§ **TASK DETAILS**
Leave out the pictures and copy everything else below exactly.

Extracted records
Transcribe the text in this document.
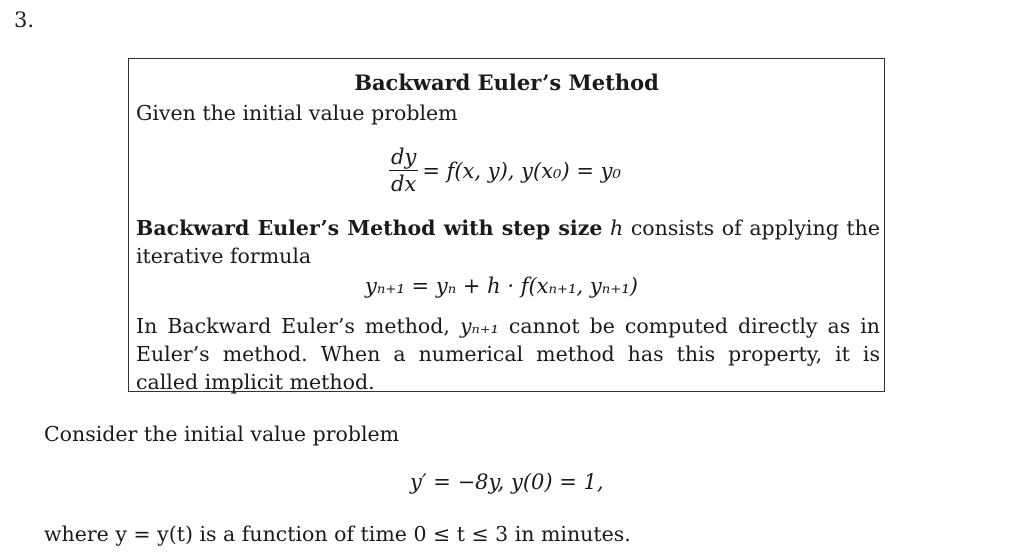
3.
Backward Euler’s Method
Given the initial value problem
$\frac{dy}{dx} = f(x$, y), y(x₀) = y₀
Backward Euler’s Method with step size h consists of applying the iterative formula
yₙ₊₁ = yₙ + h · f(xₙ₊₁, yₙ₊₁)
In Backward Euler’s method, yₙ₊₁ cannot be computed directly as in Euler’s method. When a numerical method has this property, it is called implicit method.
Consider the initial value problem
y′ = −8y, y(0) = 1,
where y = y(t) is a function of time 0 ≤ t ≤ 3 in minutes.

§ **ANSWER TO THIS EXERCISE**
Transcribe the text in this document.
3.
Backward Euler’s Method
Given the initial value problem
$\frac{dy}{dx} = f(x$, y), y(x₀) = y₀
Backward Euler’s Method with step size h consists of applying the iterative formula
yₙ₊₁ = yₙ + h · f(xₙ₊₁, yₙ₊₁)
In Backward Euler’s method, yₙ₊₁ cannot be computed directly as in Euler’s method. When a numerical method has this property, it is called implicit method.
Consider the initial value problem
y′ = −8y, y(0) = 1,
where y = y(t) is a function of time 0 ≤ t ≤ 3 in minutes.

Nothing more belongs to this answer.